— TASK OBJECTIVE —
Return every line of the listing below unchanged, character for character, in the same order.

● ● ● ●

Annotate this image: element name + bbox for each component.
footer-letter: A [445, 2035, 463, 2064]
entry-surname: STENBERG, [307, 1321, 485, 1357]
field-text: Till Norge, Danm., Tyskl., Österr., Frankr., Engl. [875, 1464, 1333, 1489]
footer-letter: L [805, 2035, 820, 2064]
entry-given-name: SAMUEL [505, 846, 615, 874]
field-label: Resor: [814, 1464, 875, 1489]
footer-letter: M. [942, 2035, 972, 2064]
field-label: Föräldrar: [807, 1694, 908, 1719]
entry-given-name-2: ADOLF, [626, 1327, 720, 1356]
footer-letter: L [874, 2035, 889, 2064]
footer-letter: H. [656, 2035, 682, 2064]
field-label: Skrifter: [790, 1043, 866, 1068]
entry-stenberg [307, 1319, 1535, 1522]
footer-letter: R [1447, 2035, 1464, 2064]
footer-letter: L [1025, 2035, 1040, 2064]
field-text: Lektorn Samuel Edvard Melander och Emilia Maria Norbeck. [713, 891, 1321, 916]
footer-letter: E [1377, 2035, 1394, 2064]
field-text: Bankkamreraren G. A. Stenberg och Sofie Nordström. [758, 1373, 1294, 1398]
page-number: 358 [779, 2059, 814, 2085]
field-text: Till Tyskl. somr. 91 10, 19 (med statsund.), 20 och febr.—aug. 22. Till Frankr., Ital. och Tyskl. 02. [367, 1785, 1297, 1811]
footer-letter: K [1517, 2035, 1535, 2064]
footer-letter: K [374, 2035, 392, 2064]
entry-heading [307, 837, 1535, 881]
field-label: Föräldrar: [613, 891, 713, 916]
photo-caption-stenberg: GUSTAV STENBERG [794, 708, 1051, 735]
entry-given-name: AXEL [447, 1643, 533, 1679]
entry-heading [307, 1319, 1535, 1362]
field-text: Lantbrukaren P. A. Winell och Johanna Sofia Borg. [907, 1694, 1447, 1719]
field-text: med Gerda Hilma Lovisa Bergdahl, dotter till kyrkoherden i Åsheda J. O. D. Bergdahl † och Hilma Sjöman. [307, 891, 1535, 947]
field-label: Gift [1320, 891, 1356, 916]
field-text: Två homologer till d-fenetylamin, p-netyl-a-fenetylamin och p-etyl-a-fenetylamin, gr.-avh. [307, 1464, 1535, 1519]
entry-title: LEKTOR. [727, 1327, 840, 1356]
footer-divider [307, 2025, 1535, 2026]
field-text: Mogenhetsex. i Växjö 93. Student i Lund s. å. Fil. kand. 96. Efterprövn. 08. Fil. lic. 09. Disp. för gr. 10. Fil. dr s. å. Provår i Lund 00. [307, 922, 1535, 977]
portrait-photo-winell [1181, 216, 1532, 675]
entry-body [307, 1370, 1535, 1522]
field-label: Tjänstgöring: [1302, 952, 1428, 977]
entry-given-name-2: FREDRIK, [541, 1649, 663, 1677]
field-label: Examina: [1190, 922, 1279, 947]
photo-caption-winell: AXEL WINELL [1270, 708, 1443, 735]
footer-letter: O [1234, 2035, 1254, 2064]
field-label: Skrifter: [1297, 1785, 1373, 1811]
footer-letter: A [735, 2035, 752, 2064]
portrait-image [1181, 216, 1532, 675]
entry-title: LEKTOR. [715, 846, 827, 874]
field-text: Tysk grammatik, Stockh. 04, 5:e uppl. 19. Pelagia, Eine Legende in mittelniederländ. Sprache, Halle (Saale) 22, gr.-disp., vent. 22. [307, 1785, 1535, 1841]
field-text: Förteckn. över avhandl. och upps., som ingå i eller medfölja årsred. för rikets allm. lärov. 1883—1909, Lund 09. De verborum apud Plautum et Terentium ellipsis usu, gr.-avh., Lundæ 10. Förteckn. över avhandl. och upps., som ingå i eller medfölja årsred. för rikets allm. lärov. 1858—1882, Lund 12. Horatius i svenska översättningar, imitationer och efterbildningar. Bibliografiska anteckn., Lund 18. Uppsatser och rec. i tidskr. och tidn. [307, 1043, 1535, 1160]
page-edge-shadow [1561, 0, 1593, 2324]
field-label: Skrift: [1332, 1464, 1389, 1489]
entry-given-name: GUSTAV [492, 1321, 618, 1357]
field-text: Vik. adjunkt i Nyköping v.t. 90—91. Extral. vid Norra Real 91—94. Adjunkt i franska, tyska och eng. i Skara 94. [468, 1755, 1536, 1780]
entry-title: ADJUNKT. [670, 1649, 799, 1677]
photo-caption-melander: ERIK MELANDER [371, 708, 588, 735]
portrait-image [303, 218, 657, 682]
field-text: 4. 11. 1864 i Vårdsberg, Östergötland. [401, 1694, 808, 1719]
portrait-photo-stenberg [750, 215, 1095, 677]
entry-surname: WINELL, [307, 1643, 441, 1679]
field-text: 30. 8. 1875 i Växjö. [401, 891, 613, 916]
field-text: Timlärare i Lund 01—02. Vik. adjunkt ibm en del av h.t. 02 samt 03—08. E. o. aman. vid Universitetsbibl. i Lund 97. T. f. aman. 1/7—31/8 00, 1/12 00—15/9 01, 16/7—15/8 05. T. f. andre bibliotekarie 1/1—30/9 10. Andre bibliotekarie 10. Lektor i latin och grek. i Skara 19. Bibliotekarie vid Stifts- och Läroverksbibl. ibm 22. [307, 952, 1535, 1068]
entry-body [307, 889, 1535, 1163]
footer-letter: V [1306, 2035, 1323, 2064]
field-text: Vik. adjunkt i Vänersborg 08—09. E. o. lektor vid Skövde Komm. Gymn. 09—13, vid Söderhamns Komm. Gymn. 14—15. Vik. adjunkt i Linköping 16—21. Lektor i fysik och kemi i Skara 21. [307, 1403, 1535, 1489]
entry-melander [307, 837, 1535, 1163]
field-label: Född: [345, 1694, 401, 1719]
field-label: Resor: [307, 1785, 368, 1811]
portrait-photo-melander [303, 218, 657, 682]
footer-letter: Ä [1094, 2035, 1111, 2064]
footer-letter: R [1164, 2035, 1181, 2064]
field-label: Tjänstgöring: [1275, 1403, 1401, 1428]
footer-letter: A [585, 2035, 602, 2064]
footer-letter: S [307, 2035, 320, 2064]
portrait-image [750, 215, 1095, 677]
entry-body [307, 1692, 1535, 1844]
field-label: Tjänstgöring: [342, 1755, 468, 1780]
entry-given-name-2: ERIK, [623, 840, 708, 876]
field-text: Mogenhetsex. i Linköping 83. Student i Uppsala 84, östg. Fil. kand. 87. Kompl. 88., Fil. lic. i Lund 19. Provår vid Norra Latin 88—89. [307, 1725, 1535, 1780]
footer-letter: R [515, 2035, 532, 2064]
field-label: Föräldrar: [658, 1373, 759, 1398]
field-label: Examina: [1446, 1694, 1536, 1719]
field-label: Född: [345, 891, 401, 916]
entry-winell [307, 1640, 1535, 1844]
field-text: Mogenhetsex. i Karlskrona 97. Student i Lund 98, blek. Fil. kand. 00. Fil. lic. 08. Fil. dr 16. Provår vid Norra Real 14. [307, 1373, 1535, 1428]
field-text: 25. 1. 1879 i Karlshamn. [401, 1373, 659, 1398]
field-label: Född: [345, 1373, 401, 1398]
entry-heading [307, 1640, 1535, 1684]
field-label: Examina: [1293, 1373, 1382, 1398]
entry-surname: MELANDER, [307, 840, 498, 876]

● ● ● ●

— WORKED SOLUTION —
Annotate this image: element name + bbox for each component.
footer-letter: A [445, 2035, 463, 2064]
entry-surname: STENBERG, [307, 1321, 485, 1357]
field-text: Till Norge, Danm., Tyskl., Österr., Frankr., Engl. [875, 1464, 1333, 1489]
footer-letter: L [805, 2035, 820, 2064]
entry-given-name: SAMUEL [505, 846, 615, 874]
field-label: Resor: [814, 1464, 875, 1489]
footer-letter: M. [942, 2035, 972, 2064]
field-label: Föräldrar: [807, 1694, 908, 1719]
entry-given-name-2: ADOLF, [626, 1327, 720, 1356]
footer-letter: L [874, 2035, 889, 2064]
footer-letter: H. [656, 2035, 682, 2064]
field-label: Skrifter: [790, 1043, 866, 1068]
entry-stenberg [307, 1319, 1535, 1522]
footer-letter: R [1447, 2035, 1464, 2064]
footer-letter: L [1025, 2035, 1040, 2064]
field-text: Lektorn Samuel Edvard Melander och Emilia Maria Norbeck. [713, 891, 1321, 916]
footer-letter: E [1377, 2035, 1394, 2064]
field-text: Bankkamreraren G. A. Stenberg och Sofie Nordström. [758, 1373, 1294, 1398]
page-number: 358 [779, 2059, 814, 2085]
field-text: Till Tyskl. somr. 91 10, 19 (med statsund.), 20 och febr.—aug. 22. Till Frankr., Ital. och Tyskl. 02. [367, 1785, 1297, 1811]
footer-letter: K [1517, 2035, 1535, 2064]
footer-letter: K [374, 2035, 392, 2064]
entry-heading [307, 837, 1535, 881]
field-label: Föräldrar: [613, 891, 713, 916]
photo-caption-stenberg: GUSTAV STENBERG [794, 708, 1051, 735]
entry-given-name: AXEL [447, 1643, 533, 1679]
entry-heading [307, 1319, 1535, 1362]
field-text: Lantbrukaren P. A. Winell och Johanna Sofia Borg. [907, 1694, 1447, 1719]
field-text: med Gerda Hilma Lovisa Bergdahl, dotter till kyrkoherden i Åsheda J. O. D. Bergdahl † och Hilma Sjöman. [307, 891, 1535, 947]
field-label: Gift [1320, 891, 1356, 916]
field-text: Två homologer till d-fenetylamin, p-netyl-a-fenetylamin och p-etyl-a-fenetylamin, gr.-avh. [307, 1464, 1535, 1519]
entry-title: LEKTOR. [727, 1327, 840, 1356]
footer-divider [307, 2025, 1535, 2026]
field-text: Mogenhetsex. i Växjö 93. Student i Lund s. å. Fil. kand. 96. Efterprövn. 08. Fil. lic. 09. Disp. för gr. 10. Fil. dr s. å. Provår i Lund 00. [307, 922, 1535, 977]
portrait-photo-winell [1181, 216, 1532, 675]
entry-body [307, 1370, 1535, 1522]
field-label: Tjänstgöring: [1302, 952, 1428, 977]
entry-given-name-2: FREDRIK, [541, 1649, 663, 1677]
field-label: Examina: [1190, 922, 1279, 947]
photo-caption-winell: AXEL WINELL [1270, 708, 1443, 735]
footer-letter: O [1234, 2035, 1254, 2064]
field-label: Skrifter: [1297, 1785, 1373, 1811]
footer-letter: A [735, 2035, 752, 2064]
portrait-image [1181, 216, 1532, 675]
entry-title: LEKTOR. [715, 846, 827, 874]
field-text: Tysk grammatik, Stockh. 04, 5:e uppl. 19. Pelagia, Eine Legende in mittelniederländ. Sprache, Halle (Saale) 22, gr.-disp., vent. 22. [307, 1785, 1535, 1841]
field-text: Förteckn. över avhandl. och upps., som ingå i eller medfölja årsred. för rikets allm. lärov. 1883—1909, Lund 09. De verborum apud Plautum et Terentium ellipsis usu, gr.-avh., Lundæ 10. Förteckn. över avhandl. och upps., som ingå i eller medfölja årsred. för rikets allm. lärov. 1858—1882, Lund 12. Horatius i svenska översättningar, imitationer och efterbildningar. Bibliografiska anteckn., Lund 18. Uppsatser och rec. i tidskr. och tidn. [307, 1043, 1535, 1160]
page-edge-shadow [1561, 0, 1593, 2324]
field-label: Skrift: [1332, 1464, 1389, 1489]
entry-given-name: GUSTAV [492, 1321, 618, 1357]
field-text: Vik. adjunkt i Nyköping v.t. 90—91. Extral. vid Norra Real 91—94. Adjunkt i franska, tyska och eng. i Skara 94. [468, 1755, 1536, 1780]
entry-title: ADJUNKT. [670, 1649, 799, 1677]
photo-caption-melander: ERIK MELANDER [371, 708, 588, 735]
portrait-image [303, 218, 657, 682]
field-text: 4. 11. 1864 i Vårdsberg, Östergötland. [401, 1694, 808, 1719]
portrait-photo-stenberg [750, 215, 1095, 677]
entry-surname: WINELL, [307, 1643, 441, 1679]
field-text: 30. 8. 1875 i Växjö. [401, 891, 613, 916]
field-text: Timlärare i Lund 01—02. Vik. adjunkt ibm en del av h.t. 02 samt 03—08. E. o. aman. vid Universitetsbibl. i Lund 97. T. f. aman. 1/7—31/8 00, 1/12 00—15/9 01, 16/7—15/8 05. T. f. andre bibliotekarie 1/1—30/9 10. Andre bibliotekarie 10. Lektor i latin och grek. i Skara 19. Bibliotekarie vid Stifts- och Läroverksbibl. ibm 22. [307, 952, 1535, 1068]
entry-body [307, 889, 1535, 1163]
footer-letter: V [1306, 2035, 1323, 2064]
field-text: Vik. adjunkt i Vänersborg 08—09. E. o. lektor vid Skövde Komm. Gymn. 09—13, vid Söderhamns Komm. Gymn. 14—15. Vik. adjunkt i Linköping 16—21. Lektor i fysik och kemi i Skara 21. [307, 1403, 1535, 1489]
entry-melander [307, 837, 1535, 1163]
field-label: Född: [345, 1694, 401, 1719]
field-label: Resor: [307, 1785, 368, 1811]
portrait-photo-melander [303, 218, 657, 682]
footer-letter: Ä [1094, 2035, 1111, 2064]
footer-letter: R [1164, 2035, 1181, 2064]
field-label: Tjänstgöring: [1275, 1403, 1401, 1428]
footer-letter: A [585, 2035, 602, 2064]
footer-letter: S [307, 2035, 320, 2064]
portrait-image [750, 215, 1095, 677]
entry-body [307, 1692, 1535, 1844]
field-label: Tjänstgöring: [342, 1755, 468, 1780]
entry-given-name-2: ERIK, [623, 840, 708, 876]
field-text: Mogenhetsex. i Linköping 83. Student i Uppsala 84, östg. Fil. kand. 87. Kompl. 88., Fil. lic. i Lund 19. Provår vid Norra Latin 88—89. [307, 1725, 1535, 1780]
footer-letter: R [515, 2035, 532, 2064]
field-label: Föräldrar: [658, 1373, 759, 1398]
field-label: Examina: [1446, 1694, 1536, 1719]
field-label: Född: [345, 891, 401, 916]
entry-winell [307, 1640, 1535, 1844]
field-text: Mogenhetsex. i Karlskrona 97. Student i Lund 98, blek. Fil. kand. 00. Fil. lic. 08. Fil. dr 16. Provår vid Norra Real 14. [307, 1373, 1535, 1428]
field-text: 25. 1. 1879 i Karlshamn. [401, 1373, 659, 1398]
field-label: Född: [345, 1373, 401, 1398]
entry-heading [307, 1640, 1535, 1684]
field-label: Examina: [1293, 1373, 1382, 1398]
entry-surname: MELANDER, [307, 840, 498, 876]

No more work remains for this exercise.